■ Objective: Would you copy out the whole listing exactly as given?

■ Material:
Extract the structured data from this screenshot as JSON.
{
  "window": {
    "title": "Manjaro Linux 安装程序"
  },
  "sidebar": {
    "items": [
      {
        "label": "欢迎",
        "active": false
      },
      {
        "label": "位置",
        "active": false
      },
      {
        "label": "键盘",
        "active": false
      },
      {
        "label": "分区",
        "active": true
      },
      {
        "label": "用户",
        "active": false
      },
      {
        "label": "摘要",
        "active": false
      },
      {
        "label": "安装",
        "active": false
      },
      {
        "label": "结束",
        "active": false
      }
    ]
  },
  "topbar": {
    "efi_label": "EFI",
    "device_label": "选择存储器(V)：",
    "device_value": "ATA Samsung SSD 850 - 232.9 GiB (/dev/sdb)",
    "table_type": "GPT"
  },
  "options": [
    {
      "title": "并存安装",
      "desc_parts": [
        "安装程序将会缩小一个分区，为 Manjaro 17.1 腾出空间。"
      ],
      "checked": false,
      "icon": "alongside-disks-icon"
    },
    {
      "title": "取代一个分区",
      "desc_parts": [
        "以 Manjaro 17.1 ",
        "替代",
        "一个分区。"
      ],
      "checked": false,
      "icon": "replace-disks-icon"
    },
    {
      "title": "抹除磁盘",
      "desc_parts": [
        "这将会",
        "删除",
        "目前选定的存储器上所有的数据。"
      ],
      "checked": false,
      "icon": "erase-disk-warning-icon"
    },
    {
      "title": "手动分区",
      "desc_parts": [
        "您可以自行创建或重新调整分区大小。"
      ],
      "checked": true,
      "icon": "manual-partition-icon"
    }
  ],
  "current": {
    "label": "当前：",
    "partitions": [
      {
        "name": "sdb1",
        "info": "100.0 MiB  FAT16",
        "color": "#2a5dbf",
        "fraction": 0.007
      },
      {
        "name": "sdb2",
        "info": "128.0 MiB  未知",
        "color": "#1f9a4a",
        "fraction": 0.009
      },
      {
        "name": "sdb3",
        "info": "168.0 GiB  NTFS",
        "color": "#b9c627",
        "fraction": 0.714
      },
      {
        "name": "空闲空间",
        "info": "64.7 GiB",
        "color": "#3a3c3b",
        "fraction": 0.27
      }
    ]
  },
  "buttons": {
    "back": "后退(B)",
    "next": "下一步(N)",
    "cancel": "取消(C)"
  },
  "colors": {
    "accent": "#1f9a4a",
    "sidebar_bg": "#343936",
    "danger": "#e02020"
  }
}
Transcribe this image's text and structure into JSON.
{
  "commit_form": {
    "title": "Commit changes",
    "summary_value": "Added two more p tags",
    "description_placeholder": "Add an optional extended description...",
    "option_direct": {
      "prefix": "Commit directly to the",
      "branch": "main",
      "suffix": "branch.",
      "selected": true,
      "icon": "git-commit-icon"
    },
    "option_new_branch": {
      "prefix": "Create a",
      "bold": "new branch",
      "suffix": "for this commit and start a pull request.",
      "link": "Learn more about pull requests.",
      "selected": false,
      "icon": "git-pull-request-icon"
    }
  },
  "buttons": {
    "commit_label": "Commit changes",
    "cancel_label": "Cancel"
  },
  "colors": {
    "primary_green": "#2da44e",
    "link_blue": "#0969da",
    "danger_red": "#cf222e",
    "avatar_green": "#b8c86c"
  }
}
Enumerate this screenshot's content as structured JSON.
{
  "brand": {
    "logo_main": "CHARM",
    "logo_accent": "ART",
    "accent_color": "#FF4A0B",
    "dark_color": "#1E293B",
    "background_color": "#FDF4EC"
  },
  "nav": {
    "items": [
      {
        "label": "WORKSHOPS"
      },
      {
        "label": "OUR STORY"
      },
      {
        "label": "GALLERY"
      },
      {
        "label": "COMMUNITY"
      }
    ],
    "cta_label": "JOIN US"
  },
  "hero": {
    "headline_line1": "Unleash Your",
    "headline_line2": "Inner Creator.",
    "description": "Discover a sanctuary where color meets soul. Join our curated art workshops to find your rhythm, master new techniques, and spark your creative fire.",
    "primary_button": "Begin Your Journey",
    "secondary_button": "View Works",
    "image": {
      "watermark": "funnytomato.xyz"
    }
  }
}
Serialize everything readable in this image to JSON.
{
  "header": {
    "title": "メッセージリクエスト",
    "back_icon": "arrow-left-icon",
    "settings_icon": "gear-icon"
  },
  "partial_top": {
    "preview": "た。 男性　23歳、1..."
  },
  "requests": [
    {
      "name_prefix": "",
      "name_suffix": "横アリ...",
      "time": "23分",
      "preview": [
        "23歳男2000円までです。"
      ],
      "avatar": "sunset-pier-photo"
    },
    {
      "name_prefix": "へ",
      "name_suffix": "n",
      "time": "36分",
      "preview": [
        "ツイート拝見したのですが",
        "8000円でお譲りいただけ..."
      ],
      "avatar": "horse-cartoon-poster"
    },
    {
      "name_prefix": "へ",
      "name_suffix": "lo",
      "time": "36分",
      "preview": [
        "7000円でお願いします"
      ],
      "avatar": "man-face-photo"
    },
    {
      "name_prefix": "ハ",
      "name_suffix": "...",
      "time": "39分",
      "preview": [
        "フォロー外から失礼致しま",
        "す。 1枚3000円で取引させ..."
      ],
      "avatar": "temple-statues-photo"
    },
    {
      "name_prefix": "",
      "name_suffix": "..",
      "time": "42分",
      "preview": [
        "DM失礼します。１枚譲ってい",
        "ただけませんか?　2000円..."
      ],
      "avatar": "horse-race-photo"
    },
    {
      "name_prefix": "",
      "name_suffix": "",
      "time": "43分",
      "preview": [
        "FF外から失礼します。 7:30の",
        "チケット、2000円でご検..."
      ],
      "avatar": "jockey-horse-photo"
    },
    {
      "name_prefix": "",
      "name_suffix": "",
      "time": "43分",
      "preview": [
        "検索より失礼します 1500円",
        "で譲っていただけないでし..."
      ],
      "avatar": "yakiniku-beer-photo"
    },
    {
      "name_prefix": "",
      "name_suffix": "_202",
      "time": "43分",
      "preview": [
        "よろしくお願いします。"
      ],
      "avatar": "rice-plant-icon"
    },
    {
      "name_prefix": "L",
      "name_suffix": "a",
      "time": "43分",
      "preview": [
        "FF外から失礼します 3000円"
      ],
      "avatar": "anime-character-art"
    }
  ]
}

■ Expected answer:
Extract the structured data from this screenshot as JSON.
{
  "window": {
    "title": "Manjaro Linux 安装程序"
  },
  "sidebar": {
    "items": [
      {
        "label": "欢迎",
        "active": false
      },
      {
        "label": "位置",
        "active": false
      },
      {
        "label": "键盘",
        "active": false
      },
      {
        "label": "分区",
        "active": true
      },
      {
        "label": "用户",
        "active": false
      },
      {
        "label": "摘要",
        "active": false
      },
      {
        "label": "安装",
        "active": false
      },
      {
        "label": "结束",
        "active": false
      }
    ]
  },
  "topbar": {
    "efi_label": "EFI",
    "device_label": "选择存储器(V)：",
    "device_value": "ATA Samsung SSD 850 - 232.9 GiB (/dev/sdb)",
    "table_type": "GPT"
  },
  "options": [
    {
      "title": "并存安装",
      "desc_parts": [
        "安装程序将会缩小一个分区，为 Manjaro 17.1 腾出空间。"
      ],
      "checked": false,
      "icon": "alongside-disks-icon"
    },
    {
      "title": "取代一个分区",
      "desc_parts": [
        "以 Manjaro 17.1 ",
        "替代",
        "一个分区。"
      ],
      "checked": false,
      "icon": "replace-disks-icon"
    },
    {
      "title": "抹除磁盘",
      "desc_parts": [
        "这将会",
        "删除",
        "目前选定的存储器上所有的数据。"
      ],
      "checked": false,
      "icon": "erase-disk-warning-icon"
    },
    {
      "title": "手动分区",
      "desc_parts": [
        "您可以自行创建或重新调整分区大小。"
      ],
      "checked": true,
      "icon": "manual-partition-icon"
    }
  ],
  "current": {
    "label": "当前：",
    "partitions": [
      {
        "name": "sdb1",
        "info": "100.0 MiB  FAT16",
        "color": "#2a5dbf",
        "fraction": 0.007
      },
      {
        "name": "sdb2",
        "info": "128.0 MiB  未知",
        "color": "#1f9a4a",
        "fraction": 0.009
      },
      {
        "name": "sdb3",
        "info": "168.0 GiB  NTFS",
        "color": "#b9c627",
        "fraction": 0.714
      },
      {
        "name": "空闲空间",
        "info": "64.7 GiB",
        "color": "#3a3c3b",
        "fraction": 0.27
      }
    ]
  },
  "buttons": {
    "back": "后退(B)",
    "next": "下一步(N)",
    "cancel": "取消(C)"
  },
  "colors": {
    "accent": "#1f9a4a",
    "sidebar_bg": "#343936",
    "danger": "#e02020"
  }
}
Transcribe this image's text and structure into JSON.
{
  "commit_form": {
    "title": "Commit changes",
    "summary_value": "Added two more p tags",
    "description_placeholder": "Add an optional extended description...",
    "option_direct": {
      "prefix": "Commit directly to the",
      "branch": "main",
      "suffix": "branch.",
      "selected": true,
      "icon": "git-commit-icon"
    },
    "option_new_branch": {
      "prefix": "Create a",
      "bold": "new branch",
      "suffix": "for this commit and start a pull request.",
      "link": "Learn more about pull requests.",
      "selected": false,
      "icon": "git-pull-request-icon"
    }
  },
  "buttons": {
    "commit_label": "Commit changes",
    "cancel_label": "Cancel"
  },
  "colors": {
    "primary_green": "#2da44e",
    "link_blue": "#0969da",
    "danger_red": "#cf222e",
    "avatar_green": "#b8c86c"
  }
}
Enumerate this screenshot's content as structured JSON.
{
  "brand": {
    "logo_main": "CHARM",
    "logo_accent": "ART",
    "accent_color": "#FF4A0B",
    "dark_color": "#1E293B",
    "background_color": "#FDF4EC"
  },
  "nav": {
    "items": [
      {
        "label": "WORKSHOPS"
      },
      {
        "label": "OUR STORY"
      },
      {
        "label": "GALLERY"
      },
      {
        "label": "COMMUNITY"
      }
    ],
    "cta_label": "JOIN US"
  },
  "hero": {
    "headline_line1": "Unleash Your",
    "headline_line2": "Inner Creator.",
    "description": "Discover a sanctuary where color meets soul. Join our curated art workshops to find your rhythm, master new techniques, and spark your creative fire.",
    "primary_button": "Begin Your Journey",
    "secondary_button": "View Works",
    "image": {
      "watermark": "funnytomato.xyz"
    }
  }
}
Serialize everything readable in this image to JSON.
{
  "header": {
    "title": "メッセージリクエスト",
    "back_icon": "arrow-left-icon",
    "settings_icon": "gear-icon"
  },
  "partial_top": {
    "preview": "た。 男性　23歳、1..."
  },
  "requests": [
    {
      "name_prefix": "",
      "name_suffix": "横アリ...",
      "time": "23分",
      "preview": [
        "23歳男2000円までです。"
      ],
      "avatar": "sunset-pier-photo"
    },
    {
      "name_prefix": "へ",
      "name_suffix": "n",
      "time": "36分",
      "preview": [
        "ツイート拝見したのですが",
        "8000円でお譲りいただけ..."
      ],
      "avatar": "horse-cartoon-poster"
    },
    {
      "name_prefix": "へ",
      "name_suffix": "lo",
      "time": "36分",
      "preview": [
        "7000円でお願いします"
      ],
      "avatar": "man-face-photo"
    },
    {
      "name_prefix": "ハ",
      "name_suffix": "...",
      "time": "39分",
      "preview": [
        "フォロー外から失礼致しま",
        "す。 1枚3000円で取引させ..."
      ],
      "avatar": "temple-statues-photo"
    },
    {
      "name_prefix": "",
      "name_suffix": "..",
      "time": "42分",
      "preview": [
        "DM失礼します。１枚譲ってい",
        "ただけませんか?　2000円..."
      ],
      "avatar": "horse-race-photo"
    },
    {
      "name_prefix": "",
      "name_suffix": "",
      "time": "43分",
      "preview": [
        "FF外から失礼します。 7:30の",
        "チケット、2000円でご検..."
      ],
      "avatar": "jockey-horse-photo"
    },
    {
      "name_prefix": "",
      "name_suffix": "",
      "time": "43分",
      "preview": [
        "検索より失礼します 1500円",
        "で譲っていただけないでし..."
      ],
      "avatar": "yakiniku-beer-photo"
    },
    {
      "name_prefix": "",
      "name_suffix": "_202",
      "time": "43分",
      "preview": [
        "よろしくお願いします。"
      ],
      "avatar": "rice-plant-icon"
    },
    {
      "name_prefix": "L",
      "name_suffix": "a",
      "time": "43分",
      "preview": [
        "FF外から失礼します 3000円"
      ],
      "avatar": "anime-character-art"
    }
  ]
}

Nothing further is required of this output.